Go through the data below. Pull out every line that has the word "color".

DATA TO USE:

#####

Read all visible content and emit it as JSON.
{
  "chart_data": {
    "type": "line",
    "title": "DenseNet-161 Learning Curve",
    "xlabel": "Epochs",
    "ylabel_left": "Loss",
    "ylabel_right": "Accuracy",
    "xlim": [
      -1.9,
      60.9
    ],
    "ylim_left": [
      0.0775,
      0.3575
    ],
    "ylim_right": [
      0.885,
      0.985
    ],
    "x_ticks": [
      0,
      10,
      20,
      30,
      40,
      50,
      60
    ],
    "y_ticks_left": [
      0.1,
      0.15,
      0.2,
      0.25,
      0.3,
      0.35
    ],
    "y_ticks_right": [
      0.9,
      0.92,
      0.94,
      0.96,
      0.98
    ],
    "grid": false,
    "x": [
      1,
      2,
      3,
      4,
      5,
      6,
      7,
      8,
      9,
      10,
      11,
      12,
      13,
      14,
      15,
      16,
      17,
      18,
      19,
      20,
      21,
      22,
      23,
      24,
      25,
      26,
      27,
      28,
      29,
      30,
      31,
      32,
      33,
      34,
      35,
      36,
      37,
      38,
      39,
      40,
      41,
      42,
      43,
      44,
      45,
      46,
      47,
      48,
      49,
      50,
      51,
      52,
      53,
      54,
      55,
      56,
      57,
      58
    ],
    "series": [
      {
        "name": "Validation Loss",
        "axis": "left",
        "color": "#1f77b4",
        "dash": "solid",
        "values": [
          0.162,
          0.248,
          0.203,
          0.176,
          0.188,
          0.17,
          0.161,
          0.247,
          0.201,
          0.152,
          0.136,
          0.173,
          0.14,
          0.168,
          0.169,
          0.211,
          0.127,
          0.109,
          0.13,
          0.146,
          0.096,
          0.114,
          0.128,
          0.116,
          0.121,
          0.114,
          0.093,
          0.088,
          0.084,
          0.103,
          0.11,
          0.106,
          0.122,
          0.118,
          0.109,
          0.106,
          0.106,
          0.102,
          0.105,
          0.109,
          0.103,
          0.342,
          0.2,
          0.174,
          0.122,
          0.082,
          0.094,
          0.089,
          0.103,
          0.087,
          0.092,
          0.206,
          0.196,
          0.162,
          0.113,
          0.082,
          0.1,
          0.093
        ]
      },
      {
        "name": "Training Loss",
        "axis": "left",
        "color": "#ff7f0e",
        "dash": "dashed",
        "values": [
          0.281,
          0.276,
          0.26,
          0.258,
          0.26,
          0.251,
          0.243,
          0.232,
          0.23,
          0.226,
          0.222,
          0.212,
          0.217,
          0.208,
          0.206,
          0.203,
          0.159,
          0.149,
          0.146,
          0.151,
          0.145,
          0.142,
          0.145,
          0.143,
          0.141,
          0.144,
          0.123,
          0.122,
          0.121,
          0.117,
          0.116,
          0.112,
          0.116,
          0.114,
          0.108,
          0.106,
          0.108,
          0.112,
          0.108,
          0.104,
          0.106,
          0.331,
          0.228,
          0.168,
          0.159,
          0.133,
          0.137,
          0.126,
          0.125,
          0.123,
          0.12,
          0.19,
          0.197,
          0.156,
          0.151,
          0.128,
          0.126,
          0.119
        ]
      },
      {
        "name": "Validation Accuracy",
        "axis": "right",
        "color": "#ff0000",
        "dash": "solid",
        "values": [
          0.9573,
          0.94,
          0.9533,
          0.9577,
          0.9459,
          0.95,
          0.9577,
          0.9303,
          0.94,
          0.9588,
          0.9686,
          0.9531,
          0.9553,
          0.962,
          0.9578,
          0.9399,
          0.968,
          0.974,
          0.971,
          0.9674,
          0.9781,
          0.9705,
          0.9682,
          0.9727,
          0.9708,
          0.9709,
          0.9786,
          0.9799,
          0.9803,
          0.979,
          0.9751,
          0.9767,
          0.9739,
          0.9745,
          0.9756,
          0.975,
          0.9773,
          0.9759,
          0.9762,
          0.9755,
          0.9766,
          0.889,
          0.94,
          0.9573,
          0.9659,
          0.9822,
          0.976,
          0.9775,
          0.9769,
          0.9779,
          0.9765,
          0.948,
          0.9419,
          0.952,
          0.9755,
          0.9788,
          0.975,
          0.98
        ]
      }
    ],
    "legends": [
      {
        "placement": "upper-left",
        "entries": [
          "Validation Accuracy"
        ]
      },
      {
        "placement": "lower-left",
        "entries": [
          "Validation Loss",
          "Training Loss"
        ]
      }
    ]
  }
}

#####

CORRECT RESULT:
        "color": "#1f77b4",
        "color": "#ff7f0e",
        "color": "#ff0000",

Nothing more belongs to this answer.